Data entries for graphics:
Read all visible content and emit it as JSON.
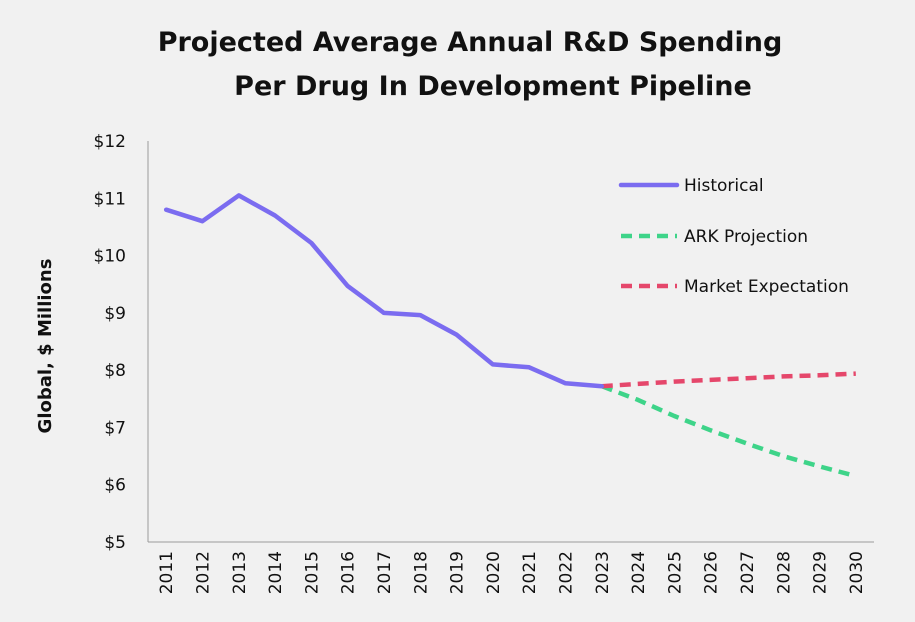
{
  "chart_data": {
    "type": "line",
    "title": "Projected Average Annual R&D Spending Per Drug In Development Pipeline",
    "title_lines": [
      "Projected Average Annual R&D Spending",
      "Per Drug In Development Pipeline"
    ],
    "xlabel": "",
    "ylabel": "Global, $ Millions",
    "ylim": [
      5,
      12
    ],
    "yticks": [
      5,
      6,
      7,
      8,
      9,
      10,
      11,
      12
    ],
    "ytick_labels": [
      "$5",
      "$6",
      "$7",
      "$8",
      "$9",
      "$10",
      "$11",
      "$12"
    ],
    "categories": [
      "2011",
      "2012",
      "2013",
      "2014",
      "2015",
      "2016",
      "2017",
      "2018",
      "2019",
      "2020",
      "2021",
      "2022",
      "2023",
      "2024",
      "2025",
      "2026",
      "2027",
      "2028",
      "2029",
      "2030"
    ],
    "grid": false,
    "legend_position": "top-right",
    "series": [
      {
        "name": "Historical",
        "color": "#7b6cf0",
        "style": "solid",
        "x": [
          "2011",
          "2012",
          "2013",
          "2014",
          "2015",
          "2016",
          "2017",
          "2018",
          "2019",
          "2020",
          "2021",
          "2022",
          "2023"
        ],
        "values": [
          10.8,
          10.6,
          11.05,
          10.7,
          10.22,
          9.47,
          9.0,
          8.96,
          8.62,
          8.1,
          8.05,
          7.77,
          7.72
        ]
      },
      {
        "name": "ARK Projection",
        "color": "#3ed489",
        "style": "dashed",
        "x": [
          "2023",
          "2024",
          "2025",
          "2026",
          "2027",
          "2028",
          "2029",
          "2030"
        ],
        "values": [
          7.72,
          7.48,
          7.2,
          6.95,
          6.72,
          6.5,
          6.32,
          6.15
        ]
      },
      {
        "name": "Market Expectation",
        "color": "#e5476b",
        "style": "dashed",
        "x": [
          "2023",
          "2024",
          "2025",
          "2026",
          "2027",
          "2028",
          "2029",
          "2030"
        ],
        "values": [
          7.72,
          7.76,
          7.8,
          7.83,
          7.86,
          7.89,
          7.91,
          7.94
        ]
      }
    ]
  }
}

__WHAT YOU ARE ASKED TO DO__. List every line in the records above that contains the word "Drug".

__FULL ANSWER__.
    "title": "Projected Average Annual R&D Spending Per Drug In Development Pipeline",
      "Per Drug In Development Pipeline"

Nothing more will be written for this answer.